> **Extrait du document**:

——————

La Goulue
« Metz: intemporelle Goulue »
Une redécouverte messine signée de notre correspondant lorrain Sylvain Knecht.
Qui ne connaît à Metz, la Goulue, l’antique demeure d’Yves François avec son décor des années folles? Ici, les années passent et l’exigence de la qualité demeure. Même en l’absence du maître des lieux, la cuisine garde l’intelligence et la saveur du moment, sous la houlette du fidèle second Christophe Joncquard, jadis formé en cuisine ici même. Des entrées qui fleurent bon la saison comme la poêlée de girolles à l’oeuf cassé tout à la fois en simplicité, mais à la cuisson millimétrée, les grenouilles fraîches à l’ail ou le remarquable tartare de poissons (saumon et mousse d’anchois) a peine souligné de brins d’aneth, accompagné d’un verre de pinot gris local du Château de Vaux.
Les produits de la mer ont fait la notoriété de la Goulue. Et, on ne peut qu’être épaté par la légèreté de la marmite de poissons à la citronnelle, la belle harmonie des filets de saint-pierre, de pagre et des crevettes bio, mariés parfaitement à un verre de bourgogne blanc »les Sétilles » 2010 signé Olivier Leflaive. De même, on aimera le homard avec ses spaghetti, basilic, tomates confites. Et l’on ne dédaignera pas les classiques mais chics rognons de veau au vin jaune.
Les fromages de Mauricette Vonner, la voisine du Marché Couvert, ou les douceurs mitonnées par l’expert Christophe Joncquard – telle l’exquise mousse au chocolat noir ou encore les quatre petits babas au kirsch et leurs griottes de Fougerolles – font de jolis points d’orgue à un petit moment de bonheur gourmand, sous l’oeil attentionné, quoique discret, de Dorothée Barbarot, la fille de la maison.
Bon sang ne saurait mentir, à la table de cet établissement qui se révèle comme la valeur sûre de la gastronomie messine.

——————

> **Données fournies**:
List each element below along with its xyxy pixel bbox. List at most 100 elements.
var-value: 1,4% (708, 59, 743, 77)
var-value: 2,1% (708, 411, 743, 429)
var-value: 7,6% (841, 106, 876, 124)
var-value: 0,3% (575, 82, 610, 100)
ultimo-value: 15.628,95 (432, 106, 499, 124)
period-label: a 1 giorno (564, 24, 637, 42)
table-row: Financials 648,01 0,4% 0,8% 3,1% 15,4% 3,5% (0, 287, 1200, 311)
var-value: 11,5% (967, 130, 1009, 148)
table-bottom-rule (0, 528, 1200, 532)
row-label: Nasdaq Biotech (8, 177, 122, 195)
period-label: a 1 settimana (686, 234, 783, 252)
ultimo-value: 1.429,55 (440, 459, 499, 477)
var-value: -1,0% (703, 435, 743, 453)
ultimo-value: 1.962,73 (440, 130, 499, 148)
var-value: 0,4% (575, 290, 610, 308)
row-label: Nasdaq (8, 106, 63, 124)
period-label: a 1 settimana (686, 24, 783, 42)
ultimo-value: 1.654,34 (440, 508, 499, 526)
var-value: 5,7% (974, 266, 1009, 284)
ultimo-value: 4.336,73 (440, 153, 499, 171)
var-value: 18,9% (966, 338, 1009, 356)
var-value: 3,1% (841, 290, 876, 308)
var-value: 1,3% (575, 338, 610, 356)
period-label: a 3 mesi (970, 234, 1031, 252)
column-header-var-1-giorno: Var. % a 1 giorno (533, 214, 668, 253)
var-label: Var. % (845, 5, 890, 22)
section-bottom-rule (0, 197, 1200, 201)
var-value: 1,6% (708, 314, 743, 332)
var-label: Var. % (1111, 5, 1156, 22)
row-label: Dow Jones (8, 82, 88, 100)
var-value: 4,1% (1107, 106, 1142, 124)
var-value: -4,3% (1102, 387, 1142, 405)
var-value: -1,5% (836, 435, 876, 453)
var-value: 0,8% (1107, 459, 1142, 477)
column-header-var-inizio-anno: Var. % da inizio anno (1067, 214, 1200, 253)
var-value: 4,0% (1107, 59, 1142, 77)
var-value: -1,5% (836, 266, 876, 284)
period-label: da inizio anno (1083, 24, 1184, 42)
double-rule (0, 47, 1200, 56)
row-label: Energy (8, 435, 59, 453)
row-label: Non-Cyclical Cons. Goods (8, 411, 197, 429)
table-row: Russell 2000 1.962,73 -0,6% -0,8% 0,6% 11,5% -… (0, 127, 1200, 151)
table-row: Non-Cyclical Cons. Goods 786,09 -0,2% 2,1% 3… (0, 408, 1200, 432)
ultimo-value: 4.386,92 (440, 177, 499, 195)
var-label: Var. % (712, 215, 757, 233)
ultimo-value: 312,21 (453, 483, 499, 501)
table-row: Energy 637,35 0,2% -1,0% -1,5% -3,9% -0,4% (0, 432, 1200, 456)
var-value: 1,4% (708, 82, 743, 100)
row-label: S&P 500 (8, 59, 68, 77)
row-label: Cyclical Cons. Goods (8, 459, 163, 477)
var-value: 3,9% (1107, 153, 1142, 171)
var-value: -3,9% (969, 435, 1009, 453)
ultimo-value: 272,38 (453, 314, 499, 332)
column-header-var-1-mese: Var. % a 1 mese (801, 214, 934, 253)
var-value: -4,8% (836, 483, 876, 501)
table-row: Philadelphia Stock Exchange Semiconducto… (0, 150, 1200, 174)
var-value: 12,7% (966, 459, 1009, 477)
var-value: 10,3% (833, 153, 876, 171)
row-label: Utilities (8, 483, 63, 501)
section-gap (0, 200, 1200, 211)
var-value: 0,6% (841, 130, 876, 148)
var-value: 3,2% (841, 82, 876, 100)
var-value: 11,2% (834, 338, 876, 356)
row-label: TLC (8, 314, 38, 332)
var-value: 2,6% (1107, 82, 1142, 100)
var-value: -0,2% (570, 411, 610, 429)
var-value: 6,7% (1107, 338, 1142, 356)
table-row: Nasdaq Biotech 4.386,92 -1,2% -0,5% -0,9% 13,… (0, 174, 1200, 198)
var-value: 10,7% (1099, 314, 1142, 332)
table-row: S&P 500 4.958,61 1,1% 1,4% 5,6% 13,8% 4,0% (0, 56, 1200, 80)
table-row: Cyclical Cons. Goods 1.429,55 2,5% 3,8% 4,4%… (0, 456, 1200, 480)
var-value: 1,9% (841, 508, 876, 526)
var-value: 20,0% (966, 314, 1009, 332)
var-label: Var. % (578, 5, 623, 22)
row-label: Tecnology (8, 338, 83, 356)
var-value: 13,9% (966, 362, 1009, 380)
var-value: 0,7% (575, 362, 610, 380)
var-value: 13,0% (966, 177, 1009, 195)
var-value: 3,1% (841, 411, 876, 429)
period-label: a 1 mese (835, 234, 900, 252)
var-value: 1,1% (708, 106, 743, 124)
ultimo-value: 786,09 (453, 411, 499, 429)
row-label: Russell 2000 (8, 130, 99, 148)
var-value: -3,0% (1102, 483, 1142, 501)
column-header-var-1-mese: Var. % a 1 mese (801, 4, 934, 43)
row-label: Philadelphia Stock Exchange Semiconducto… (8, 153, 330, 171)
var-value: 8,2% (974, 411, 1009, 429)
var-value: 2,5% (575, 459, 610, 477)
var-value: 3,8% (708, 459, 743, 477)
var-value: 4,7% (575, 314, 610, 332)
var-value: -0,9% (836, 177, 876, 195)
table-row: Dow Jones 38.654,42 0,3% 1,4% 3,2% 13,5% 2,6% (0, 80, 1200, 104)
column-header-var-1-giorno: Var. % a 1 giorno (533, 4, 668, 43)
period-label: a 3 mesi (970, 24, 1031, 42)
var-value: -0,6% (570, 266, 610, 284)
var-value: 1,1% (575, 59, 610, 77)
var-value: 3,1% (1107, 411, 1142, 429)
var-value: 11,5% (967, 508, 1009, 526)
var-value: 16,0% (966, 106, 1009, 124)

——————

> **Consigne**: Traduisez en anglais, s'il vous plaît, cette phrase de l'extrait consacré à la Goulue : « Ici, les années passent et l’exigence de la qualité demeure. » Les enregistrements constituent un matériau à part, distinct de l'extrait.

> **Corrigé**: Here, the years go by and the demand for quality remains.